### READING PASSAGE:
--------------------------------
That said, the solution for Afghanistan cannot be an externally imposed solution. It can only be a solution whose catalysts are Muslim and one that obeys Muslim values. The Taliban manipulate the signs and symbols of religion, even pushing the non-Taliban Pashtun to bow down. The Taliban must be fought with the same weapons that are Islamic values, and they must be recognized as part of the solution.

This much-sought solution lies in the economic and social development of Afghanistan, in which everyone has to win and whose potential is enormous. Afghanistan is of paramount strategic importance at all levels: the country is at the crossroads between the Arab, Persian, Turkish, Chinese and Indian worlds. With its borders with China, Pakistan, Iran, Turkmenistan, Uzbekistan, and Tajikistan, it can open up the countries of Central Asia and bring them closer to the sea by land. Moreover, port and transport infrastructure projects abound in the whole region. Afghanistan is also part of the Belt and Road Initiative, China having understood the country’s importance regarding the economy, connectivity, foreign policy (to counter-attack India’s rise in the region and to decrease the unwelcome American presence there) and security in its restive Muslim province, the Xinjiang.
--------------------------------
### PROBLEMS TO WORK ON:
1) Rewrite the stretch of the Afghanistan passage from "That said, the" through "of the solution.", swapping "Taliban" for "insurgents".
2) Name every country that the Afghanistan passage says shares a border with Afghanistan.
3) Please go on with the Afghanistan passage from its last sentence.

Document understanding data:
--------------------------------
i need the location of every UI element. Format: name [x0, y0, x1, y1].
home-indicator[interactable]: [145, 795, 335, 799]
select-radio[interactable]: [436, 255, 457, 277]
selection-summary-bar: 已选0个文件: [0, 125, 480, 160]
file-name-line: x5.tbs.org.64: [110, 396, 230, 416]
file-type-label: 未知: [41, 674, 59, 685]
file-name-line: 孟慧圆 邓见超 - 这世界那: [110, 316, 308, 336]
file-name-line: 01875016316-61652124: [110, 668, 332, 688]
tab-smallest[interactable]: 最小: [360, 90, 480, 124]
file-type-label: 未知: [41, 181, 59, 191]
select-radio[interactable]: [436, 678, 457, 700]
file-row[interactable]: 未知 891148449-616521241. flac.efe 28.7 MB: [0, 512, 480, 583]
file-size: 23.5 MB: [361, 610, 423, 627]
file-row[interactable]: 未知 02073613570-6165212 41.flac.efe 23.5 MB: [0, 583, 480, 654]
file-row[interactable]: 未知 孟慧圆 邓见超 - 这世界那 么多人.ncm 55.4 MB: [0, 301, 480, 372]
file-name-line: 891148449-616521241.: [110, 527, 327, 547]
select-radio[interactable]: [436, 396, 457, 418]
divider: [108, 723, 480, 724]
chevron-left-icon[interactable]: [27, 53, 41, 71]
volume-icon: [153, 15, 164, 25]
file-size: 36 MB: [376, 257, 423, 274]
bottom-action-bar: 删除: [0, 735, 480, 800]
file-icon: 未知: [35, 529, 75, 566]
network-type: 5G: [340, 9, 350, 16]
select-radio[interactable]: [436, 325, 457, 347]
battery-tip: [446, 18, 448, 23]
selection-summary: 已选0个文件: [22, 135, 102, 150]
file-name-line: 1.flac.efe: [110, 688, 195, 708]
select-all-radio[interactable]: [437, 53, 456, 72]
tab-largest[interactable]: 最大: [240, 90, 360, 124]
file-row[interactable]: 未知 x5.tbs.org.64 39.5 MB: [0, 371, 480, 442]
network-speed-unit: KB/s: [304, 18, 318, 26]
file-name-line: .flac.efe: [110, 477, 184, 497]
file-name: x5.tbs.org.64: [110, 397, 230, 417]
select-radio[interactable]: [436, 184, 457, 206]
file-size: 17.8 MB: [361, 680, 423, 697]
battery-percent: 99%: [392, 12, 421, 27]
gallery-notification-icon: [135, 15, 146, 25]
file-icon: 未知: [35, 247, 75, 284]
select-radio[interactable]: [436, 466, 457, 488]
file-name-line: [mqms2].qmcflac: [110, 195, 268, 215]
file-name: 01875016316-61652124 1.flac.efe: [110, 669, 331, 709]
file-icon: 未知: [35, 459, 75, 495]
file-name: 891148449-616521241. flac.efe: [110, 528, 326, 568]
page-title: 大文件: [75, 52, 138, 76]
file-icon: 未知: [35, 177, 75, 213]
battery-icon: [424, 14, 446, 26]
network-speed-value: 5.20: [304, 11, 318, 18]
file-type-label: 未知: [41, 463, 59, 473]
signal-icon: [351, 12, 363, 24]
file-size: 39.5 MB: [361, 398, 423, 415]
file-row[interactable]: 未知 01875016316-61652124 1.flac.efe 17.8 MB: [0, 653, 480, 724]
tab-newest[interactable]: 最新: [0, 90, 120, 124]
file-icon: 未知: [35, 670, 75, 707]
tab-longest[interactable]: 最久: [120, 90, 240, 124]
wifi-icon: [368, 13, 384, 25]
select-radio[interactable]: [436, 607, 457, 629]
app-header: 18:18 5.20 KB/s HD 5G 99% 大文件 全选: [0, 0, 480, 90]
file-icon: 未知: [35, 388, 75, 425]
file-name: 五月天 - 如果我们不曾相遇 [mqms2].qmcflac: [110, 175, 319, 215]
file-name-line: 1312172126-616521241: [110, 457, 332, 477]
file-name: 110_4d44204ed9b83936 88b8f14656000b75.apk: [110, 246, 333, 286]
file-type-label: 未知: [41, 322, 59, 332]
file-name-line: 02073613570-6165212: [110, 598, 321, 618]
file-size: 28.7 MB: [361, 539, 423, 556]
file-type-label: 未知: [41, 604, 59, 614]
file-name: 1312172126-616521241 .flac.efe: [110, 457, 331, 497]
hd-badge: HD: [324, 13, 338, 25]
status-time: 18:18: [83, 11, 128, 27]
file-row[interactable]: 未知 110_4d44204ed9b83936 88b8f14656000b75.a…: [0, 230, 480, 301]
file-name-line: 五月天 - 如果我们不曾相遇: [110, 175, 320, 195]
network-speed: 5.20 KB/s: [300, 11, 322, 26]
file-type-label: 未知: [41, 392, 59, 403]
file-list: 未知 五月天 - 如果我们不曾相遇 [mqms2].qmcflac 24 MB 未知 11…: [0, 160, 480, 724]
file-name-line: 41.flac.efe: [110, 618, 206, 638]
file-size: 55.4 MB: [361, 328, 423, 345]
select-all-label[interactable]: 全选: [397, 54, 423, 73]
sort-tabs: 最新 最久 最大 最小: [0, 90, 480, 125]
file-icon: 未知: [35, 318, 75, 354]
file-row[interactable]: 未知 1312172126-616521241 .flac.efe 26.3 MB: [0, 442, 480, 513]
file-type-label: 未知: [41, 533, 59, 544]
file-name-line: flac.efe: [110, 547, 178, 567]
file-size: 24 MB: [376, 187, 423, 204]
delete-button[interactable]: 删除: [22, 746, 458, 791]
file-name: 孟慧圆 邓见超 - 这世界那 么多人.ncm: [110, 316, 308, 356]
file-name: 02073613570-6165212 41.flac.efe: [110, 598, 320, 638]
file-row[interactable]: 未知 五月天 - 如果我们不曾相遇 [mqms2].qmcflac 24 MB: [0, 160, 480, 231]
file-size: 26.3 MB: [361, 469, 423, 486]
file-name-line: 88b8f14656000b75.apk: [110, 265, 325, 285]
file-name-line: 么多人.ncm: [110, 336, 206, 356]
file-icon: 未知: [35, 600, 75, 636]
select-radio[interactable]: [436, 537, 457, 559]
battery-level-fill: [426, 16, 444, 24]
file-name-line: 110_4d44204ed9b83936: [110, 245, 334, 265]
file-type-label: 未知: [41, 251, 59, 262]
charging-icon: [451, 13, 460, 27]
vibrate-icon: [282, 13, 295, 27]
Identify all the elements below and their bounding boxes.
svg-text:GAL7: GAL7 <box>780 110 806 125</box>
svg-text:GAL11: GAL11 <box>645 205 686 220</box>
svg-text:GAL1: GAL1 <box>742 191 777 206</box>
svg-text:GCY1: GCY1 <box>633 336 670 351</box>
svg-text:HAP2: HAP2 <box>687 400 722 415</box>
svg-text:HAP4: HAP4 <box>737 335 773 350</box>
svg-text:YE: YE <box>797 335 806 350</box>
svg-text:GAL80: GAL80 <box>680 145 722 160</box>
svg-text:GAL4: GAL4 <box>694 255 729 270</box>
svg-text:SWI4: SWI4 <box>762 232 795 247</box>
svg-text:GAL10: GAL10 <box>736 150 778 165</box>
--------------------------------
### RESPONSE LIST:
1)
That said, the solution for Afghanistan cannot be an externally imposed solution. It can only be a solution whose catalysts are Muslim and one that obeys Muslim values. The insurgents manipulate the signs and symbols of religion, even pushing the non-insurgents Pashtun to bow down. The insurgents must be fought with the same weapons that are Islamic values, and they must be recognized as part of the solution.

2) China, Pakistan, Iran, Turkmenistan, Uzbekistan, Tajikistan

3)
Due to the succession of wars and its mountainous geography, the country suffers from a glaring lack of infrastructure. Afghanistan’s economy relies on agriculture and the cultivation and sale of opium (a plague that is increasingly ravaging Afghan society). Afghanistan does exploit (or only does so to a very limited extent) its untapped mineral deposits estimated at more than one trillion dollars, making the country one of the least developed on the planet. Northern Afghanistan has 2.9 billion barrels of crude oil, 440 billion m3 of natural gas, and 562 million barrels of natural gas liquids. Afghanistan has significant amounts of copper, gold, coal, iron ore, and other minerals including rare earth elements. The country has even been labeled the ‘Saudi Arabia of Lithium.’ It is no surprise that China is increasing its presence in the country, seizing the opportunity through several projects and contracts (i.e., the development of oil fields by China National Petroleum Corporation). India is doing the same (i.e., mining rights in Central Afghanistan granted to Steel Authority of India).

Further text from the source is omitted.